Repeat every line of the data exactly, but not the pictures.
══ EXTRACTED DATA
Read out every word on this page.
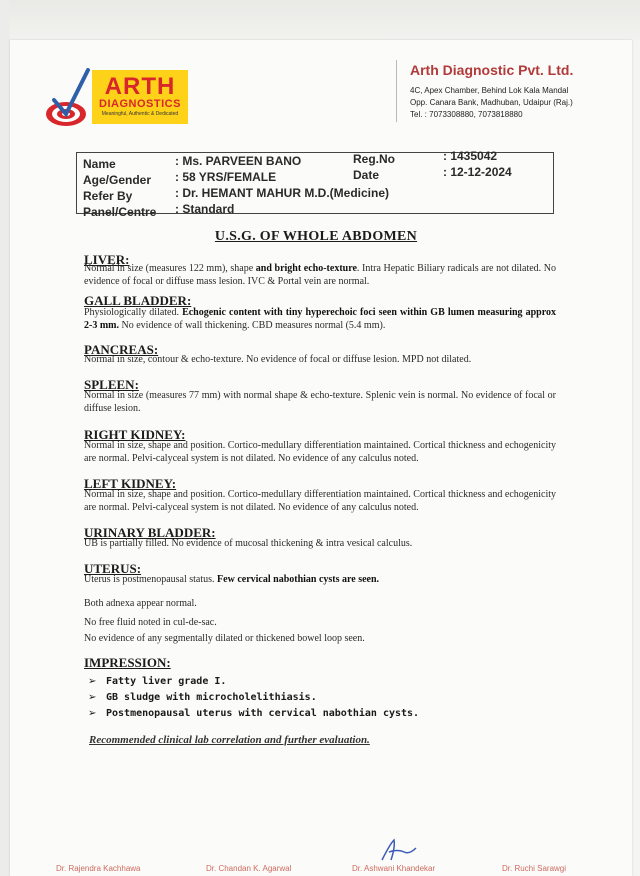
ARTH
DIAGNOSTICS
Meaningful, Authentic & Dedicated
Arth Diagnostic Pvt. Ltd.
4C, Apex Chamber, Behind Lok Kala Mandal
Opp. Canara Bank, Madhuban, Udaipur (Raj.)
Tel. : 7073308880, 7073818880
Name	: Ms. PARVEEN BANO	Reg.No	: 1435042
Age/Gender : 58 YRS/FEMALE	Date	: 12-12-2024
Refer By	: Dr. HEMANT MAHUR M.D.(Medicine)
Panel/Centre : Standard
U.S.G. OF WHOLE ABDOMEN
LIVER:
Normal in size (measures 122 mm), shape and bright echo-texture. Intra Hepatic Biliary radicals are not dilated. No evidence of focal or diffuse mass lesion. IVC & Portal vein are normal.
GALL BLADDER:
Physiologically dilated. Echogenic content with tiny hyperechoic foci seen within GB lumen measuring approx 2-3 mm. No evidence of wall thickening. CBD measures normal (5.4 mm).
PANCREAS:
Normal in size, contour & echo-texture. No evidence of focal or diffuse lesion. MPD not dilated.
SPLEEN:
Normal in size (measures 77 mm) with normal shape & echo-texture. Splenic vein is normal. No evidence of focal or diffuse lesion.
RIGHT KIDNEY:
Normal in size, shape and position. Cortico-medullary differentiation maintained. Cortical thickness and echogenicity are normal. Pelvi-calyceal system is not dilated. No evidence of any calculus noted.
LEFT KIDNEY:
Normal in size, shape and position. Cortico-medullary differentiation maintained. Cortical thickness and echogenicity are normal. Pelvi-calyceal system is not dilated. No evidence of any calculus noted.
URINARY BLADDER:
UB is partially filled. No evidence of mucosal thickening & intra vesical calculus.
UTERUS:
Uterus is postmenopausal status. Few cervical nabothian cysts are seen.
Both adnexa appear normal.
No free fluid noted in cul-de-sac.
No evidence of any segmentally dilated or thickened bowel loop seen.
IMPRESSION:
➢ Fatty liver grade I.
➢ GB sludge with microcholelithiasis.
➢ Postmenopausal uterus with cervical nabothian cysts.
Recommended clinical lab correlation and further evaluation.
Dr. Rajendra Kachhawa	Dr. Chandan K. Agarwal	Dr. Ashwani Khandekar	Dr. Ruchi Sarawgi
════
- **TASK OUTPUT**
Read out every word on this page.
ARTH
DIAGNOSTICS
Meaningful, Authentic & Dedicated
Arth Diagnostic Pvt. Ltd.
4C, Apex Chamber, Behind Lok Kala Mandal
Opp. Canara Bank, Madhuban, Udaipur (Raj.)
Tel. : 7073308880, 7073818880
Name	: Ms. PARVEEN BANO	Reg.No	: 1435042
Age/Gender : 58 YRS/FEMALE	Date	: 12-12-2024
Refer By	: Dr. HEMANT MAHUR M.D.(Medicine)
Panel/Centre : Standard
U.S.G. OF WHOLE ABDOMEN
LIVER:
Normal in size (measures 122 mm), shape and bright echo-texture. Intra Hepatic Biliary radicals are not dilated. No evidence of focal or diffuse mass lesion. IVC & Portal vein are normal.
GALL BLADDER:
Physiologically dilated. Echogenic content with tiny hyperechoic foci seen within GB lumen measuring approx 2-3 mm. No evidence of wall thickening. CBD measures normal (5.4 mm).
PANCREAS:
Normal in size, contour & echo-texture. No evidence of focal or diffuse lesion. MPD not dilated.
SPLEEN:
Normal in size (measures 77 mm) with normal shape & echo-texture. Splenic vein is normal. No evidence of focal or diffuse lesion.
RIGHT KIDNEY:
Normal in size, shape and position. Cortico-medullary differentiation maintained. Cortical thickness and echogenicity are normal. Pelvi-calyceal system is not dilated. No evidence of any calculus noted.
LEFT KIDNEY:
Normal in size, shape and position. Cortico-medullary differentiation maintained. Cortical thickness and echogenicity are normal. Pelvi-calyceal system is not dilated. No evidence of any calculus noted.
URINARY BLADDER:
UB is partially filled. No evidence of mucosal thickening & intra vesical calculus.
UTERUS:
Uterus is postmenopausal status. Few cervical nabothian cysts are seen.
Both adnexa appear normal.
No free fluid noted in cul-de-sac.
No evidence of any segmentally dilated or thickened bowel loop seen.
IMPRESSION:
➢ Fatty liver grade I.
➢ GB sludge with microcholelithiasis.
➢ Postmenopausal uterus with cervical nabothian cysts.
Recommended clinical lab correlation and further evaluation.
Dr. Rajendra Kachhawa	Dr. Chandan K. Agarwal	Dr. Ashwani Khandekar	Dr. Ruchi Sarawgi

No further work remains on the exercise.